[start of Source text]
FTC/DOJ Joint Workshop

on Merger Enforcement

Panel on Efficiencies/Dynamic Analysis/

Integrated Analysis

Prepared Remarks of

William Kolasky

Wilmer Cutler Pickering LLP

Washington, DC

February 19, 2004

FTC/DOJ Joint Workshop on Merger Enforcement

Panel on Efficiencies/Dynamic Analysis/Integrated Analysis

Remarks of

William Kolasky

Wilmer Cutler Pickering LLP

February 19, 2004

It has been seven years since the efficiencies section of the Horizontal Merger Guidelines was last revised in 1997. In these seven years, agencies have conducted full-scale Second Request investigations of several hundred mergers. Efficiencies have become an increasingly important focus of these investigations. Now is a good time to review what we have learned over these seven years and to discuss whether further revision of the efficiencies section of the Merger Guidelines is now in order.

I believe that, by and large, the analytical framework set out in 1997 revisions is sound. The problem is not with the framework, but that too many practitioners have not made a serious effort to understand and apply that framework. As a result, the agencies see too few well-presented and well-substantiated efficiency claims.

I want to focus today on three important issues: (1) What is a cognizable efficiency? (2) To what extent should "fixed cost" savings that do not reduce marginal costs be taken into account? (3) Under what circumstances should efficiencies in other markets be found to justify a merger that reduces competition in a particular market?

In discussing these three issues, I do not intend to offer fully formed views, much less recommendations for action. Rather, I hope to raise some questions designed to stimulate further discussion and analysis.
[end of Source text]
Exercise instructions »
According to the merger workshop remarks above, in what year was the efficiencies section of the Horizontal Merger Guidelines last revised?
[start of Dataset content]
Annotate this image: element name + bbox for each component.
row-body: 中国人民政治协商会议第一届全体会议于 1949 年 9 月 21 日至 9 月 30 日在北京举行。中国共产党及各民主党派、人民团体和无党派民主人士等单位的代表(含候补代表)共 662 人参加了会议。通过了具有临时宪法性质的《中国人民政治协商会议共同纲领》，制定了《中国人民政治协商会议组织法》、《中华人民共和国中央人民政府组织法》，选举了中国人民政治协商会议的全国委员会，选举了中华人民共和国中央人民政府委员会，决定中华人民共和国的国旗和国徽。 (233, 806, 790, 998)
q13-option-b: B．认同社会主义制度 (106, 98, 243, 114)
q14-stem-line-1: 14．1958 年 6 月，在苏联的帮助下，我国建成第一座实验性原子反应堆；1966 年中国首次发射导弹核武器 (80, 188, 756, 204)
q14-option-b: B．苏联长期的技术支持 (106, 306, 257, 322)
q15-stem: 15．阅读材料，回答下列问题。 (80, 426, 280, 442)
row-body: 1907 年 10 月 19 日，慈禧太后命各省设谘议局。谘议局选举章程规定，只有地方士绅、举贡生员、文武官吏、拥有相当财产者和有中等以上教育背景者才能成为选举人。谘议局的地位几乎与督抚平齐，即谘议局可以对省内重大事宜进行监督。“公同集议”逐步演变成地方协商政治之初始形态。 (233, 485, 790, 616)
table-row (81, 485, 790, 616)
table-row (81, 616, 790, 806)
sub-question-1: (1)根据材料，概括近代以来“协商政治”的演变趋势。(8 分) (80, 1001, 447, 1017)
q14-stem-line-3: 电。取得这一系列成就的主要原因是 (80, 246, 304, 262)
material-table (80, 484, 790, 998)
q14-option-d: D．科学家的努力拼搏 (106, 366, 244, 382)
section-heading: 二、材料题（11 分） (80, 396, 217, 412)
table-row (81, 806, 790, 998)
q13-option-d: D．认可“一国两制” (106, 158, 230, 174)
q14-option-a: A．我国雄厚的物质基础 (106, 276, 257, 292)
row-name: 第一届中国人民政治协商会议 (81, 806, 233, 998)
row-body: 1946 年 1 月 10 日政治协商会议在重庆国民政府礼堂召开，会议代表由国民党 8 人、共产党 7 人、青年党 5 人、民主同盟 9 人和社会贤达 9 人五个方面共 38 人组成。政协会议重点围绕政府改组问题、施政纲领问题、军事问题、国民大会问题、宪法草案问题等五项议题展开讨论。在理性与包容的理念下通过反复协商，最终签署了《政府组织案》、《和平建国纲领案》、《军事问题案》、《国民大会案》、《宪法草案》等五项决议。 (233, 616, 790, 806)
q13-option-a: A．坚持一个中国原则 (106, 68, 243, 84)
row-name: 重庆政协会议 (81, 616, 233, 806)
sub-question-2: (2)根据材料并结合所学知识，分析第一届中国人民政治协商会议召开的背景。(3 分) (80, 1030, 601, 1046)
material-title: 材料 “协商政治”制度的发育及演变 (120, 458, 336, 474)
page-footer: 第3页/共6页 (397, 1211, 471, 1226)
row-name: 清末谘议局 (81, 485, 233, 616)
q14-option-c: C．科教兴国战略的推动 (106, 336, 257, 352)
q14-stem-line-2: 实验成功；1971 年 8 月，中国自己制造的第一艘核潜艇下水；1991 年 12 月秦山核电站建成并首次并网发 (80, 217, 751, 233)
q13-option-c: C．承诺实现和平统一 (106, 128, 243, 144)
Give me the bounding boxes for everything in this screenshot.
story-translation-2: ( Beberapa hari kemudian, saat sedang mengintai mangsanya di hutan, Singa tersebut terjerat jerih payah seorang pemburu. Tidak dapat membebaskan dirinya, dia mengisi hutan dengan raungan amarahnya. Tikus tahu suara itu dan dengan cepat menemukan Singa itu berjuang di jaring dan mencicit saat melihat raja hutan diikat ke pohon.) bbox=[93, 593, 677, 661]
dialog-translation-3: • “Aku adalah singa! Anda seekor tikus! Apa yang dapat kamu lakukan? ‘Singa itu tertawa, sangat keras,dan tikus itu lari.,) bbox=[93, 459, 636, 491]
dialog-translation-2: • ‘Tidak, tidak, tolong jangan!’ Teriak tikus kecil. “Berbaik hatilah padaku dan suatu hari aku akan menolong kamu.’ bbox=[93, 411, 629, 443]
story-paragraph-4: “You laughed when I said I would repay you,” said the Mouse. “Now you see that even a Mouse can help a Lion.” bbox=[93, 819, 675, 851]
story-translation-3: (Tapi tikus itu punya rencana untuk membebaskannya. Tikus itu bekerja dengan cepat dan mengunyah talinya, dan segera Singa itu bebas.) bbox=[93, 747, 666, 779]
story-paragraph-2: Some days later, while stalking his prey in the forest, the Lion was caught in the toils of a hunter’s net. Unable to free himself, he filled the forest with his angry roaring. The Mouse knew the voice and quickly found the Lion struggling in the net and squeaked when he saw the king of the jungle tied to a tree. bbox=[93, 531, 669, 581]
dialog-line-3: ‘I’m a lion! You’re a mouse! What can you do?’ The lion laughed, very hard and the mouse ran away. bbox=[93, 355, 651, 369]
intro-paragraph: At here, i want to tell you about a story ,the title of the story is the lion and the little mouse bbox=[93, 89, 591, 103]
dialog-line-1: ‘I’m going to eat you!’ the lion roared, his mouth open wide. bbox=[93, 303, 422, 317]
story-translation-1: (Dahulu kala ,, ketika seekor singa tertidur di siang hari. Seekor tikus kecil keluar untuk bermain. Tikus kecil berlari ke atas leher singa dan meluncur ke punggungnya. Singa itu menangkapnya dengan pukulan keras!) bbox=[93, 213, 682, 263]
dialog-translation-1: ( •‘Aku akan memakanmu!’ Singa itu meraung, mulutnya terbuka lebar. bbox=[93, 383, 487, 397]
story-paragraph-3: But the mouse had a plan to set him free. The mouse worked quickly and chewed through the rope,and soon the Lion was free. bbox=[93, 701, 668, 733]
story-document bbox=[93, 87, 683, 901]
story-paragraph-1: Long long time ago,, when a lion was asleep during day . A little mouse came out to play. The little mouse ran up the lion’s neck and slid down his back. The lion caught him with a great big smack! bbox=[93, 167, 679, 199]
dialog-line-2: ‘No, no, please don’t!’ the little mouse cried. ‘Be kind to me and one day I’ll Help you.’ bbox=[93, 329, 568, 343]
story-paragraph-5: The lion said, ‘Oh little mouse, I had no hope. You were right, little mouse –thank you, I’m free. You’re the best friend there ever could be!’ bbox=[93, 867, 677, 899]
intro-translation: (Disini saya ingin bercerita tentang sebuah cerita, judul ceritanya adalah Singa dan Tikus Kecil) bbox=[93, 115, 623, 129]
[end of Dataset content]
Completed exercise »
1997